#### Data entries:
---*---

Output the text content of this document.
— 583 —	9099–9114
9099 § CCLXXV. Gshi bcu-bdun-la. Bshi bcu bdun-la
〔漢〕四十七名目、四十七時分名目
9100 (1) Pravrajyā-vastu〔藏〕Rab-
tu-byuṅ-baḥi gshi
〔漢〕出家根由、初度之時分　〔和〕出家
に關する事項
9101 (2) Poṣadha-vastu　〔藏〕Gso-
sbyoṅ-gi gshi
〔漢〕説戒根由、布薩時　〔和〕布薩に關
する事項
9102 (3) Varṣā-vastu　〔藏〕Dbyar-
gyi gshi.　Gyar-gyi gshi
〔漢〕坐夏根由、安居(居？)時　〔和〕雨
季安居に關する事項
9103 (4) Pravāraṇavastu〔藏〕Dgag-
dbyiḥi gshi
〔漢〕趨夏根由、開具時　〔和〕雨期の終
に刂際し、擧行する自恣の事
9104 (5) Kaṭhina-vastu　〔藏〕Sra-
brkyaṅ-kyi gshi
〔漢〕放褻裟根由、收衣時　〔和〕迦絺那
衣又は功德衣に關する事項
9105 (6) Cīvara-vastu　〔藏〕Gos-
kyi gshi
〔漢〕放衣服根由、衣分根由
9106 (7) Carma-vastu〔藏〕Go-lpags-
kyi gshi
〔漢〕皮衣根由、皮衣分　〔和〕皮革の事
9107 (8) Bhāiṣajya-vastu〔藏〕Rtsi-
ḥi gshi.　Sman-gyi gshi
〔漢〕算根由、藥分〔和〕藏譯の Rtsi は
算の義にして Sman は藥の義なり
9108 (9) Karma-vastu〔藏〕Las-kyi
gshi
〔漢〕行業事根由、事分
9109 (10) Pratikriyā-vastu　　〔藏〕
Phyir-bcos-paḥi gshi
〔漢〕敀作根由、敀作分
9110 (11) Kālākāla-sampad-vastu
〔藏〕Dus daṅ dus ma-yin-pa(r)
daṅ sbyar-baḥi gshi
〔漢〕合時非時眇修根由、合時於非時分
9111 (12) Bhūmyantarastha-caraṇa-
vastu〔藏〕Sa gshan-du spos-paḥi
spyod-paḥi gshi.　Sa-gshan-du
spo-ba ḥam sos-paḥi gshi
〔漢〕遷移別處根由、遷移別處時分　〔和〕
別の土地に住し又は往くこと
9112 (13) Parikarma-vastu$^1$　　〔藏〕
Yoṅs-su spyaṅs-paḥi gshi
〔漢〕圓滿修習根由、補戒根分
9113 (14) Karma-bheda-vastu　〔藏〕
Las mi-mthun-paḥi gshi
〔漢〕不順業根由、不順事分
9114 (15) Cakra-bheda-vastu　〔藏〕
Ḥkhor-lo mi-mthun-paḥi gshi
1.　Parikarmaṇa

---*---

#### Written exercise:
In the entries above, find each line with the word "baḥi" and show it.

#### Output:
tu-byuṅ-baḥi gshi
daṅ sbyar-baḥi gshi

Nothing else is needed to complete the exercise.